Dataset records:

::::::::

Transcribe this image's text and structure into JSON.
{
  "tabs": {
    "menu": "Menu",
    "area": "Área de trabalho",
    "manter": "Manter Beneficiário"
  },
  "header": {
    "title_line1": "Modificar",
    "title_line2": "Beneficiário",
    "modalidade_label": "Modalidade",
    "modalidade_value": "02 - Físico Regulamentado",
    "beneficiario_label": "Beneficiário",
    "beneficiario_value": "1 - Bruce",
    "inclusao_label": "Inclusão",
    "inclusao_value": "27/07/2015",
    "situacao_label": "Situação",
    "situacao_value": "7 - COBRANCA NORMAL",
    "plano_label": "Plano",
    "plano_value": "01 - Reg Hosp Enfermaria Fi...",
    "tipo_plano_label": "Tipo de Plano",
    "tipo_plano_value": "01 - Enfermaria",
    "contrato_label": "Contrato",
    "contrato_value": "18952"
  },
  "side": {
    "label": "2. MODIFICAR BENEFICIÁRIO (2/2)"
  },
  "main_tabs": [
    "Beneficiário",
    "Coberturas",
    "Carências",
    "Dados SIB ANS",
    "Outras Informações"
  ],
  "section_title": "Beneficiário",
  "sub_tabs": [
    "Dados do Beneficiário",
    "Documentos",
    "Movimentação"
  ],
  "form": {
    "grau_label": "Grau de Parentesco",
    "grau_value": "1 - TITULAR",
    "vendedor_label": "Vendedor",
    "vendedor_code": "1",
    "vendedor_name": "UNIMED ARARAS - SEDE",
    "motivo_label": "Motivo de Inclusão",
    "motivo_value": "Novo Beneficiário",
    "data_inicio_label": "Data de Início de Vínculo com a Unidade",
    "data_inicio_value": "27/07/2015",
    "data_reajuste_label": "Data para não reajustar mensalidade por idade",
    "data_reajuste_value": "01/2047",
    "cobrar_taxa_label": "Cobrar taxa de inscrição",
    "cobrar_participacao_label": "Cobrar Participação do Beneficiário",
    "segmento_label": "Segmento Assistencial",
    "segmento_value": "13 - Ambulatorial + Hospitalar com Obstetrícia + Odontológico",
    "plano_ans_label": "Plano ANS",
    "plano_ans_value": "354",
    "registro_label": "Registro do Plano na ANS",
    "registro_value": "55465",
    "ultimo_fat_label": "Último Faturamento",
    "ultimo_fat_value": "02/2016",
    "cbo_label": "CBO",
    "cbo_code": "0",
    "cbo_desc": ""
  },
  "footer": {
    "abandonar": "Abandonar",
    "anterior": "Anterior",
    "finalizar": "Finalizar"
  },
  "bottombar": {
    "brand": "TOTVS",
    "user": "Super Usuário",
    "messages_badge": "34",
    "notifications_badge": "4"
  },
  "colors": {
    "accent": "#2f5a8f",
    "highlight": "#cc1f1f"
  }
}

::::::::

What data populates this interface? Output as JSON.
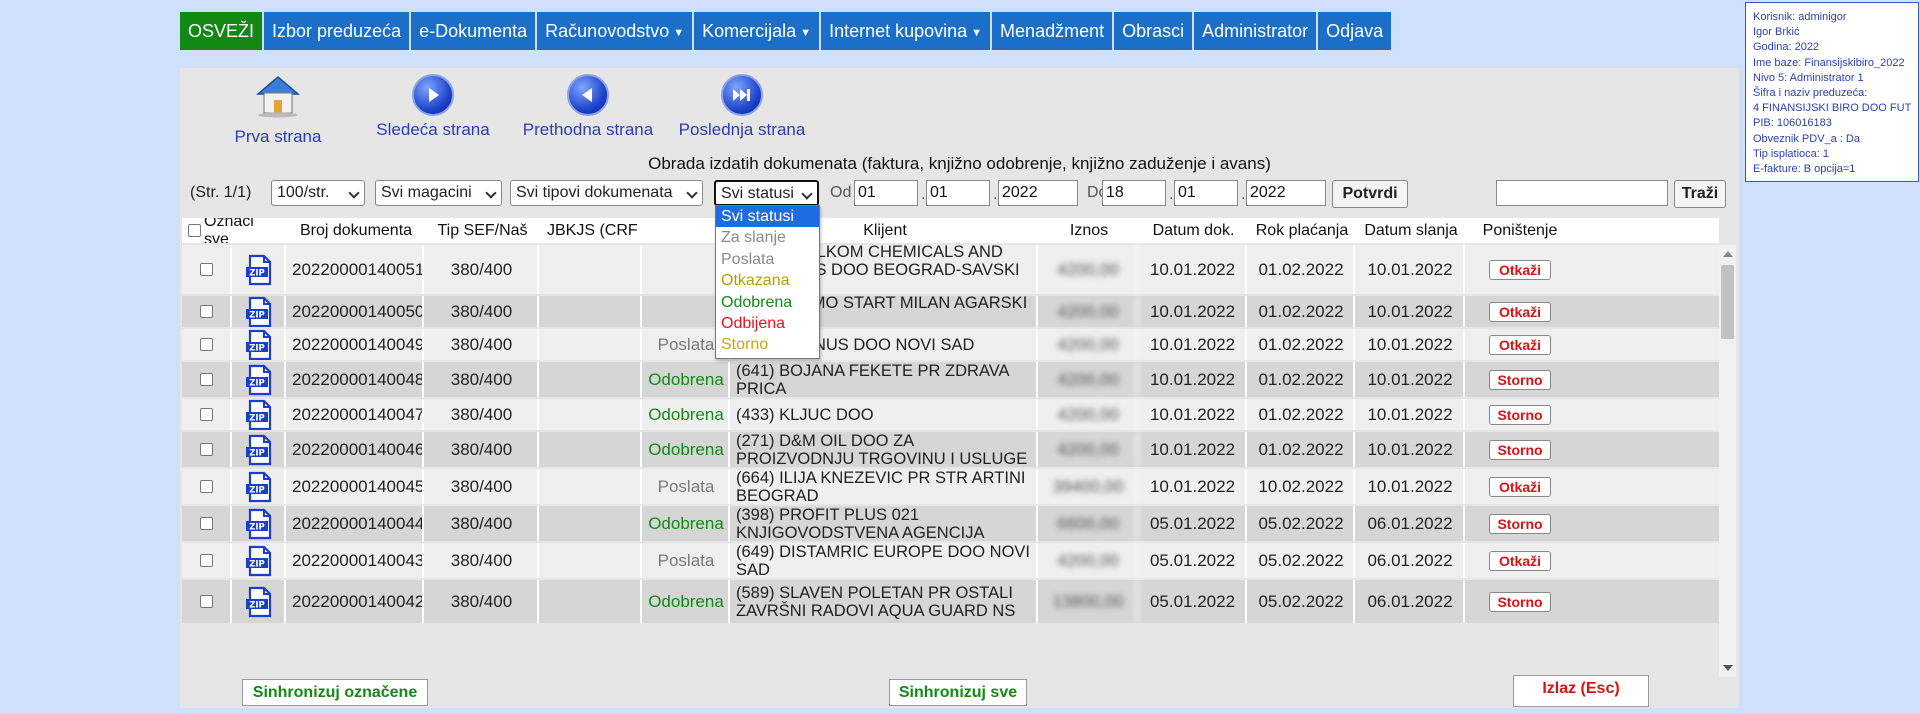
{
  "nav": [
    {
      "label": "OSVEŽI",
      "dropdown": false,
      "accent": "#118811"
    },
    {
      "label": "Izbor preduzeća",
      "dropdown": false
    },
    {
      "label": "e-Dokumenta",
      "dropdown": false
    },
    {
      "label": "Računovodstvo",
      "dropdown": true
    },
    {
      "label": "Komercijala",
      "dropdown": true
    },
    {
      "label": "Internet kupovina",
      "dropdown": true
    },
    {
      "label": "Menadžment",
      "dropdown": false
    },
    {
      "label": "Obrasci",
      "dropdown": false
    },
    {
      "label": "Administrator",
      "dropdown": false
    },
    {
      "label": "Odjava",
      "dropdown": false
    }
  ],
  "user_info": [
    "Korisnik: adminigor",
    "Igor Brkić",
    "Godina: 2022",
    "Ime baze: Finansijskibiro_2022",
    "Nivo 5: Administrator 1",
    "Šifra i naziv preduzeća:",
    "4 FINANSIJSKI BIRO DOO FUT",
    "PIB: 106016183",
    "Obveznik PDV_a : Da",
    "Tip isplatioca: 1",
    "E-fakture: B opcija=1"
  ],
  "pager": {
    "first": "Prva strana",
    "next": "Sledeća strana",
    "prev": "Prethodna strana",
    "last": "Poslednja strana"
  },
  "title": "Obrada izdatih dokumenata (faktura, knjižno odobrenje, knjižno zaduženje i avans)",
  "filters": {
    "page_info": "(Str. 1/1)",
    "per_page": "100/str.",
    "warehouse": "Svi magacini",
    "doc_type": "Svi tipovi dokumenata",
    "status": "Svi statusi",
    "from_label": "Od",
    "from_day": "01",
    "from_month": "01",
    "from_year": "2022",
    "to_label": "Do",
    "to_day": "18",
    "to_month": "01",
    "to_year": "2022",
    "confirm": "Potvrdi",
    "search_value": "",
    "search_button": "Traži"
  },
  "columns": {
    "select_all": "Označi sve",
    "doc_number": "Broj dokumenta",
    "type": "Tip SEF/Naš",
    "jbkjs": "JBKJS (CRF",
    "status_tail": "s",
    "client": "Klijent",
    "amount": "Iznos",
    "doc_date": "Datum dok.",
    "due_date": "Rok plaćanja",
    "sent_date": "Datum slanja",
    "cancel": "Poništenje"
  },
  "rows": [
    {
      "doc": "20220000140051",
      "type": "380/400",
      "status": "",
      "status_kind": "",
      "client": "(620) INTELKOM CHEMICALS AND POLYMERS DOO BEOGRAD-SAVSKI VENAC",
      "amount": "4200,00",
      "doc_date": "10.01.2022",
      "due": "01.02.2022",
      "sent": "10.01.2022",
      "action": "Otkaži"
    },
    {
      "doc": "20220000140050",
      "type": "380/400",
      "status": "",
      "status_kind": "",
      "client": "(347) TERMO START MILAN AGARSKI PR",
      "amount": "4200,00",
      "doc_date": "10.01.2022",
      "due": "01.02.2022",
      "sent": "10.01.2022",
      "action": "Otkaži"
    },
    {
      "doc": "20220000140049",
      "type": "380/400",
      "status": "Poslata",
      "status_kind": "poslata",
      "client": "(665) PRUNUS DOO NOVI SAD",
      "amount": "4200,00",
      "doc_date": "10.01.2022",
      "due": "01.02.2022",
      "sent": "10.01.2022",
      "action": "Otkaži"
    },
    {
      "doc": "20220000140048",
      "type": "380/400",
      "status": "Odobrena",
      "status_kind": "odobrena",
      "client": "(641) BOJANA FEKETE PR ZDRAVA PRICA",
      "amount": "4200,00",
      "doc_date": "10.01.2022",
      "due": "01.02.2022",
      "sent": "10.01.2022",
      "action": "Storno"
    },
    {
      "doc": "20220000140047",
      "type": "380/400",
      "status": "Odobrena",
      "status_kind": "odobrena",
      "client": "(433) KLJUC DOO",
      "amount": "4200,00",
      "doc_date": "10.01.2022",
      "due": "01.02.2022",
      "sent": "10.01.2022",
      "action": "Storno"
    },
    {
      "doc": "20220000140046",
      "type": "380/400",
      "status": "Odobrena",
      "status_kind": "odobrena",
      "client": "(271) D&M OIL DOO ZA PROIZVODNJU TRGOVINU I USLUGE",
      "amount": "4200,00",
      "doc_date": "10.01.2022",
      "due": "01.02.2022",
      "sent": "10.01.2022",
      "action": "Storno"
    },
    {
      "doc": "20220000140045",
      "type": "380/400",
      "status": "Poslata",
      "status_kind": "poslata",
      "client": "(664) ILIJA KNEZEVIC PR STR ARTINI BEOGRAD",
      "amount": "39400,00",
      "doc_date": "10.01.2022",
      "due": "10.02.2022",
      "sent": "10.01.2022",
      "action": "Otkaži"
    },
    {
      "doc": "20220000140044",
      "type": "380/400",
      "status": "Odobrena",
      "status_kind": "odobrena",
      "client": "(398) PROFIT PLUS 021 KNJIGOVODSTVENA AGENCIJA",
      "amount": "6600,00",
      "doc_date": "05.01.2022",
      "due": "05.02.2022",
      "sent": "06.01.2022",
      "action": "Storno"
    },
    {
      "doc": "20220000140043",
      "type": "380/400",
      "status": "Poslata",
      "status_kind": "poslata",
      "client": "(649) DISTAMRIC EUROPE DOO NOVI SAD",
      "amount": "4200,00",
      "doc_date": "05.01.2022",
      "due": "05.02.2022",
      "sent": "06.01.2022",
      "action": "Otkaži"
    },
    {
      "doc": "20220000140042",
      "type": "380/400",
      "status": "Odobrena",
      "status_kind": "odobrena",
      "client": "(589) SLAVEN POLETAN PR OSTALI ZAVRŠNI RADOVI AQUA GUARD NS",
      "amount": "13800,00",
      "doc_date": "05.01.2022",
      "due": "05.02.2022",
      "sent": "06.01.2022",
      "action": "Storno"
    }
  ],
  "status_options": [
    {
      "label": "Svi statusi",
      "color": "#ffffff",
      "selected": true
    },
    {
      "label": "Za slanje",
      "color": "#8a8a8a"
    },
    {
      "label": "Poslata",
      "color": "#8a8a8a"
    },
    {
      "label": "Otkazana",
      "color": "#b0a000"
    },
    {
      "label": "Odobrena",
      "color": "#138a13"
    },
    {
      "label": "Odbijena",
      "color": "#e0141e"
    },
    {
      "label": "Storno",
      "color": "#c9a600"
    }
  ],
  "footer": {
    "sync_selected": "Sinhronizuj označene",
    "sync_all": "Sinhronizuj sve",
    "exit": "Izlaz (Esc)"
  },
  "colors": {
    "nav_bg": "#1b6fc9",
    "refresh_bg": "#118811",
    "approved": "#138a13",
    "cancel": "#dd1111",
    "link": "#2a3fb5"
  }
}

::::::::

- [What is needed] Find every line in the listing that holds the string "strana", then say how many there are as a bare number.

- [Full output] 4